Data lines

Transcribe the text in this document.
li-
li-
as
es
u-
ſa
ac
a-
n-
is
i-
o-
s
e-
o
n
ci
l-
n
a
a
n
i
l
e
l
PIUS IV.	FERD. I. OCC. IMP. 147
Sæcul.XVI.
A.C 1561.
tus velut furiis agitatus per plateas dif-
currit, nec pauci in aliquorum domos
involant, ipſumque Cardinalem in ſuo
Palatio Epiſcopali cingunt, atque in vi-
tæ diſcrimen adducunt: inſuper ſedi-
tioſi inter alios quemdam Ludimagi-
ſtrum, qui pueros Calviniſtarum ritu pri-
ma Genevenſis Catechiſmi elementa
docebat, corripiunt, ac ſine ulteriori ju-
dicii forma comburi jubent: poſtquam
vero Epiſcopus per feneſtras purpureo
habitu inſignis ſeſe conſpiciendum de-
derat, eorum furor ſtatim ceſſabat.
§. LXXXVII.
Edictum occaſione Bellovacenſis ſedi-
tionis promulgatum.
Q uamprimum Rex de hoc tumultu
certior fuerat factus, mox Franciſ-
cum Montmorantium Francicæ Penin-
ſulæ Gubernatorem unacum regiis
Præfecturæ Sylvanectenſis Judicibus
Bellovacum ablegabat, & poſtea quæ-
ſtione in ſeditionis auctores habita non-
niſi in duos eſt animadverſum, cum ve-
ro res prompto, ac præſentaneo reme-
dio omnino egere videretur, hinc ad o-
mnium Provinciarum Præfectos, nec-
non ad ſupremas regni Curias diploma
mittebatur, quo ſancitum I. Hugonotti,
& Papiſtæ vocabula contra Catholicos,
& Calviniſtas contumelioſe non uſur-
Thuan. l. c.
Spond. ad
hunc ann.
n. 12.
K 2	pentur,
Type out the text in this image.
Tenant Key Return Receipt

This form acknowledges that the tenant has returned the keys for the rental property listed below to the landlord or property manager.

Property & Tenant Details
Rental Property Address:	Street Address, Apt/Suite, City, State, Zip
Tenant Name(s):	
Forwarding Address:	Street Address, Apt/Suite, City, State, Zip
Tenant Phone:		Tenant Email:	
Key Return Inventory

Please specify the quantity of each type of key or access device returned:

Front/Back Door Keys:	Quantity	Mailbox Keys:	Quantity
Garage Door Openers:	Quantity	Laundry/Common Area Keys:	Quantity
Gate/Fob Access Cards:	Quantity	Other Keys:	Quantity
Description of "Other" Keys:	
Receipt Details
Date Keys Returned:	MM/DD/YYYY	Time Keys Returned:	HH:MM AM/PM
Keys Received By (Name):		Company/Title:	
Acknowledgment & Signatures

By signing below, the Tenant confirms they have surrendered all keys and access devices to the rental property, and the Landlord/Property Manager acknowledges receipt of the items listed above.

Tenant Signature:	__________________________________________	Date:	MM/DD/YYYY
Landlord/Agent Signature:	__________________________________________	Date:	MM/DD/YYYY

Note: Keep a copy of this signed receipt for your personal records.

Problem
Exactly and only the lines from the one containing "Type out the text in this image." through the end of the material are to be reproduced, both ends included.

Worked answer
Type out the text in this image.
Tenant Key Return Receipt

This form acknowledges that the tenant has returned the keys for the rental property listed below to the landlord or property manager.

Property & Tenant Details
Rental Property Address:	Street Address, Apt/Suite, City, State, Zip
Tenant Name(s):	
Forwarding Address:	Street Address, Apt/Suite, City, State, Zip
Tenant Phone:		Tenant Email:	
Key Return Inventory

Please specify the quantity of each type of key or access device returned:

Front/Back Door Keys:	Quantity	Mailbox Keys:	Quantity
Garage Door Openers:	Quantity	Laundry/Common Area Keys:	Quantity
Gate/Fob Access Cards:	Quantity	Other Keys:	Quantity
Description of "Other" Keys:	
Receipt Details
Date Keys Returned:	MM/DD/YYYY	Time Keys Returned:	HH:MM AM/PM
Keys Received By (Name):		Company/Title:	
Acknowledgment & Signatures

By signing below, the Tenant confirms they have surrendered all keys and access devices to the rental property, and the Landlord/Property Manager acknowledges receipt of the items listed above.

Tenant Signature:	__________________________________________	Date:	MM/DD/YYYY
Landlord/Agent Signature:	__________________________________________	Date:	MM/DD/YYYY

Note: Keep a copy of this signed receipt for your personal records.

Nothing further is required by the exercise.